* What the exercise asks
The data below needs to be returned exactly, line for line.

* Raw data
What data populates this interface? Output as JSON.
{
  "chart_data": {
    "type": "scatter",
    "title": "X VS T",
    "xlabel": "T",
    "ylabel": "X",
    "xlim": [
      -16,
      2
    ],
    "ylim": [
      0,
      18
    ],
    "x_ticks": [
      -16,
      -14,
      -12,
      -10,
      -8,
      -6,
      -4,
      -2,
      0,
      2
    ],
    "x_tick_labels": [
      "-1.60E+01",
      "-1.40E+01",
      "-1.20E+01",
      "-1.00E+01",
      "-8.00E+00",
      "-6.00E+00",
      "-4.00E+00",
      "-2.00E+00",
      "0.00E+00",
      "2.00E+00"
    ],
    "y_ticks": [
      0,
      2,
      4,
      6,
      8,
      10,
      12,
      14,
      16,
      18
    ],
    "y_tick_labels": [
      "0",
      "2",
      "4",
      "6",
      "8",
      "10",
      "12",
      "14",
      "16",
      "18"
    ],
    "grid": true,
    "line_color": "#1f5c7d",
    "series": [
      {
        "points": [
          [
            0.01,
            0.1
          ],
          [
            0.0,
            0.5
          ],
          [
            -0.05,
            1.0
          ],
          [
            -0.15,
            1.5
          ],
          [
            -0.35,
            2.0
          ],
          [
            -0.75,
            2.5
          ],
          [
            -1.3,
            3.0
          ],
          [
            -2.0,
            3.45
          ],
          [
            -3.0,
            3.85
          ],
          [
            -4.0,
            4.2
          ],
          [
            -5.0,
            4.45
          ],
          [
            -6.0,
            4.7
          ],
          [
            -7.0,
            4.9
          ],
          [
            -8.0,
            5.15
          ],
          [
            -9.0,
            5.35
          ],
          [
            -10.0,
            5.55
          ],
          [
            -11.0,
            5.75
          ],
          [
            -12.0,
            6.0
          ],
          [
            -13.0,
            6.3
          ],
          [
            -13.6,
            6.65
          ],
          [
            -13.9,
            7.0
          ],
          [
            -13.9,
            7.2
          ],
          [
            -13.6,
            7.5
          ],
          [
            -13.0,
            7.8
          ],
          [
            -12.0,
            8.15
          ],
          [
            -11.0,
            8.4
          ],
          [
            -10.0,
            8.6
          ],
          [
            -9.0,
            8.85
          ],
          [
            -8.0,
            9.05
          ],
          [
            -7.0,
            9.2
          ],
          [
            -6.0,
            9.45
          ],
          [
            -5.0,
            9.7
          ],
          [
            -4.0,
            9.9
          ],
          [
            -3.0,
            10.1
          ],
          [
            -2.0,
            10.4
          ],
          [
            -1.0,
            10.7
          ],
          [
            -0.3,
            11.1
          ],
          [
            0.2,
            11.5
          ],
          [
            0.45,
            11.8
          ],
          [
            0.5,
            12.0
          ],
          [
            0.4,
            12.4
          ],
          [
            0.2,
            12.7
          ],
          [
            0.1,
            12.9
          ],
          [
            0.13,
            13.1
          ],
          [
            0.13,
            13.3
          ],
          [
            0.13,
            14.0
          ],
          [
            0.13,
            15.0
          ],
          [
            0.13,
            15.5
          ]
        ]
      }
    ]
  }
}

* Exercise response
What data populates this interface? Output as JSON.
{
  "chart_data": {
    "type": "scatter",
    "title": "X VS T",
    "xlabel": "T",
    "ylabel": "X",
    "xlim": [
      -16,
      2
    ],
    "ylim": [
      0,
      18
    ],
    "x_ticks": [
      -16,
      -14,
      -12,
      -10,
      -8,
      -6,
      -4,
      -2,
      0,
      2
    ],
    "x_tick_labels": [
      "-1.60E+01",
      "-1.40E+01",
      "-1.20E+01",
      "-1.00E+01",
      "-8.00E+00",
      "-6.00E+00",
      "-4.00E+00",
      "-2.00E+00",
      "0.00E+00",
      "2.00E+00"
    ],
    "y_ticks": [
      0,
      2,
      4,
      6,
      8,
      10,
      12,
      14,
      16,
      18
    ],
    "y_tick_labels": [
      "0",
      "2",
      "4",
      "6",
      "8",
      "10",
      "12",
      "14",
      "16",
      "18"
    ],
    "grid": true,
    "line_color": "#1f5c7d",
    "series": [
      {
        "points": [
          [
            0.01,
            0.1
          ],
          [
            0.0,
            0.5
          ],
          [
            -0.05,
            1.0
          ],
          [
            -0.15,
            1.5
          ],
          [
            -0.35,
            2.0
          ],
          [
            -0.75,
            2.5
          ],
          [
            -1.3,
            3.0
          ],
          [
            -2.0,
            3.45
          ],
          [
            -3.0,
            3.85
          ],
          [
            -4.0,
            4.2
          ],
          [
            -5.0,
            4.45
          ],
          [
            -6.0,
            4.7
          ],
          [
            -7.0,
            4.9
          ],
          [
            -8.0,
            5.15
          ],
          [
            -9.0,
            5.35
          ],
          [
            -10.0,
            5.55
          ],
          [
            -11.0,
            5.75
          ],
          [
            -12.0,
            6.0
          ],
          [
            -13.0,
            6.3
          ],
          [
            -13.6,
            6.65
          ],
          [
            -13.9,
            7.0
          ],
          [
            -13.9,
            7.2
          ],
          [
            -13.6,
            7.5
          ],
          [
            -13.0,
            7.8
          ],
          [
            -12.0,
            8.15
          ],
          [
            -11.0,
            8.4
          ],
          [
            -10.0,
            8.6
          ],
          [
            -9.0,
            8.85
          ],
          [
            -8.0,
            9.05
          ],
          [
            -7.0,
            9.2
          ],
          [
            -6.0,
            9.45
          ],
          [
            -5.0,
            9.7
          ],
          [
            -4.0,
            9.9
          ],
          [
            -3.0,
            10.1
          ],
          [
            -2.0,
            10.4
          ],
          [
            -1.0,
            10.7
          ],
          [
            -0.3,
            11.1
          ],
          [
            0.2,
            11.5
          ],
          [
            0.45,
            11.8
          ],
          [
            0.5,
            12.0
          ],
          [
            0.4,
            12.4
          ],
          [
            0.2,
            12.7
          ],
          [
            0.1,
            12.9
          ],
          [
            0.13,
            13.1
          ],
          [
            0.13,
            13.3
          ],
          [
            0.13,
            14.0
          ],
          [
            0.13,
            15.0
          ],
          [
            0.13,
            15.5
          ]
        ]
      }
    ]
  }
}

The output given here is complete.